--- start Page ---

We’re heading back to Jaleo by Chef José Andrés today! We haven’t been back since the restaurant reopened in Disney Springs last August, so we are ready to get stuffed with paella, cheese croquetas, and sangria again.
In the past, we’ve really enjoyed the delicious tapas and unique eats at Jaleo in Disney Springs. Let’s take a look at some old favorites and what’s different now at this restaurant!
Jaleo is an upscale Spanish-inspired restaurant in Disney Springs. It’s a signature restaurant as well, so it’s a little pricier than you’ll find at other spots. Jaleo has tapas and other dishes that are meant to be shared around the table, with everyone trying a little of each food that comes by! The food comes out a bit at a time, so it’s not a classic everyone-gets-one-meal-all-at-once kind of situation. The style is based on the Spanish tradition to share food and conversation with your party, so you won’t be rushed. We’d recommend going with people you know well and like so that you’re more comfortable sharing around and trying everything!
Jaleo is infused with the cultural traditions of Spain and its focus on community and family. This is portrayed in its open dining areas and kitchen, the style of food and how it’s meant to be shared, and even the menu with recipes the chef is sharing from his own family.
José Andrés is an award-winning Chef, restaurant owner, and humanitarian. He owns 31 restaurants world-wide, ranging from food trucks to the huge Jaleo in Disney Springs!
Jaleo has an upscale feel with two stories of dining area and large, artistic displays of lighting and decor. There are options for tables or booths in the dining rooms.
You can find a bar area too, which is also serving up small dishes and drinks.
Jaleo operates with an open kitchen, so you can go see the chefs creating their culinary masterpieces! This just added to the Spanish culture rich with the sense of community.
The centerpiece of this kitchen is the Paella Pit, which has giant bowls of paella cooking over hot coals. Keep an ear out, you’ll periodically hear the chefs back here having what sounds like WAY too good of a time! 🙂
As a fun decor item in each of his restaurants, José Andrés always puts a bull with a luchador mask inside somewhere. (Luchadors are those fun, dramatic wrestlers who wear sparkly masks.)
We’ve taken in the sights and decor, so let’s get on with the meal!
Once we were seated, we took a look at the menu, which included a few choices for the signature Sangrias. It couldn’t be a Spanish restaurant without sangria. Sangria was created in Spain and its origin dates back to the 700s (yep, it’s a centuries-long recipe!). Traditionally, it’s been made with Spanish Tempranillo and other red wine from Rioja with added citrus fruit. But nowadays you can find variations on sangria with white wine, rosés, and cava (or Spanish sparkling wine). So raise your glass and say “salud” for this culturally rich beverage!
…they also have several cocktails and other drinks…
…and an extensive wine menu! Not the biggest wine connoisseur? That’s OK, they got you covered.

--- end Page ---
--- start Source material ---

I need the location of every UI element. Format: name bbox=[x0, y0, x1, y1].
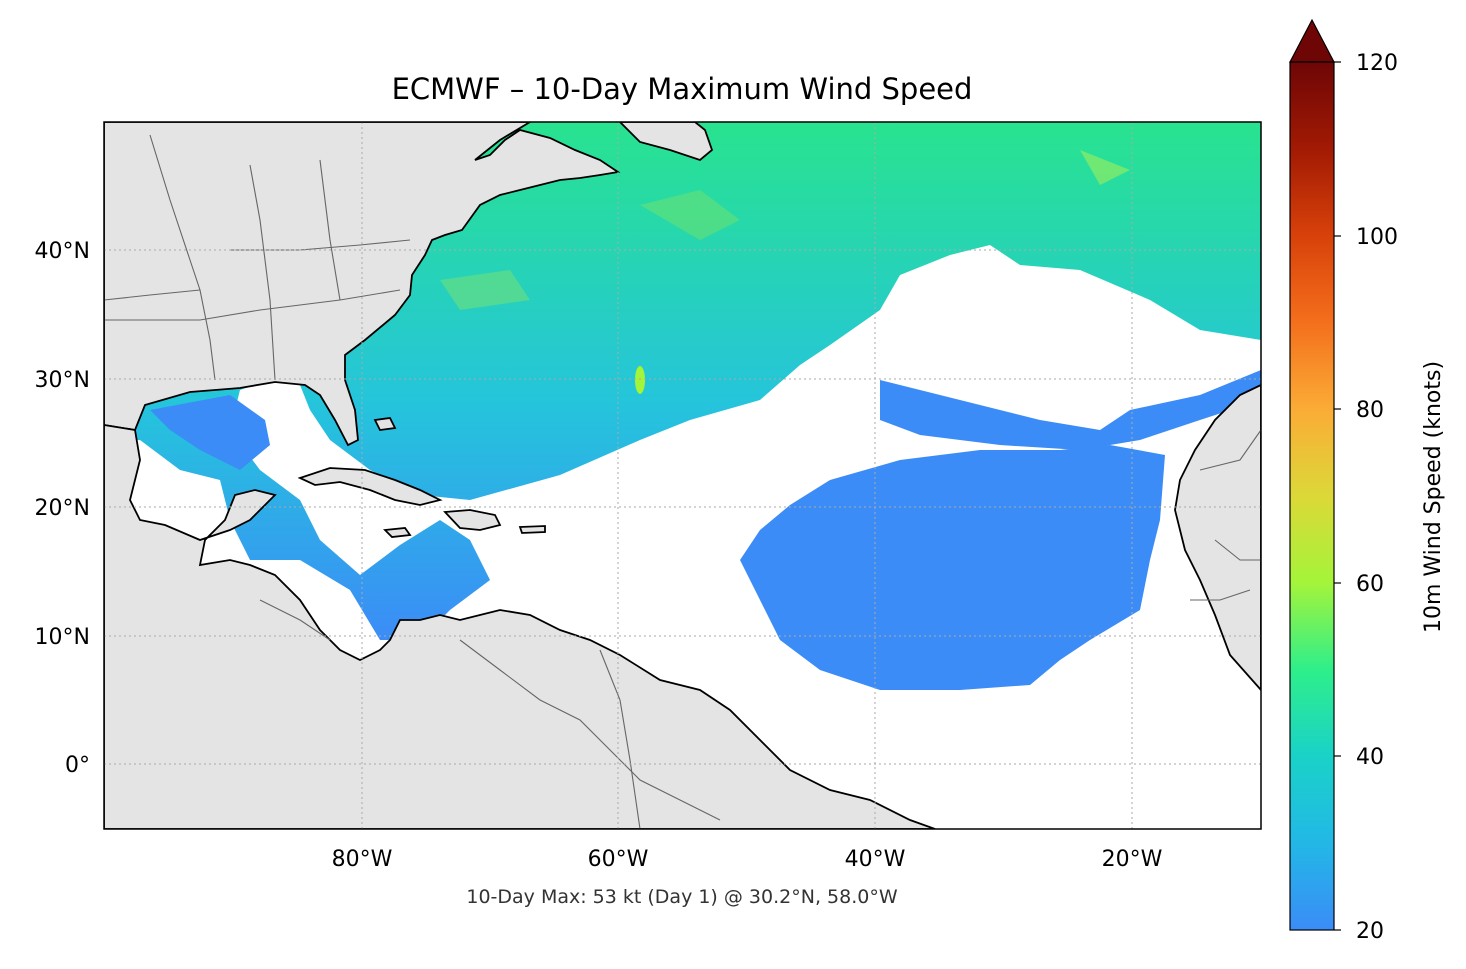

--- end Source material ---

_To do:_
(1) In the Jaleo review, rewrite the passage from "Once we were" to "got you covered.", switching "Rioja" to "Navarra".
(2) According to the Jaleo review, which wines can sangria be made with? List every one it mentions.
(3) Carry on with the Jaleo review from where it stops.

_Set of answers:_
(1)
Once we were seated, we took a look at the menu, which included a few choices for the signature Sangrias. It couldn’t be a Spanish restaurant without sangria. Sangria was created in Spain and its origin dates back to the 700s (yep, it’s a centuries-long recipe!). Traditionally, it’s been made with Spanish Tempranillo and other red wine from Navarra with added citrus fruit. But nowadays you can find variations on sangria with white wine, rosés, and cava (or Spanish sparkling wine). So raise your glass and say “salud” for this culturally rich beverage!
…they also have several cocktails and other drinks…
…and an extensive wine menu! Not the biggest wine connoisseur? That’s OK, they got you covered.

(2)
- Spanish Tempranillo
- Other red wine from Rioja
- White wine
- Rosés
- Cava (Spanish sparkling wine)

(3)
The wine menu is coded by wine style and body to help you find which drink you want. France and Italy are known for their robust red wines, and Germany has developed a reputation for its crisp white wines, but Spain has a wine country all its own. Spain’s distinct wine is Tempranillo, which is a full-bodied red wine, a perfect pairing with some of the bold spices in Spanish recipes.
Seriously, there’s no shortage of options for wines here!
For the food, there’s a section of Chef’s Tasting Menus that include different experiences for trying a diverse selection off the menu.
And the rest of the menu has tapas, including cured meats, cheeses, signature dishes, soups and salads…
…and also vegetables, fried foods, sandwiches, seafood, paella, and desserts! The Paella and Arroces (paella and rice) section is the star here — Jaleo is known for their paella!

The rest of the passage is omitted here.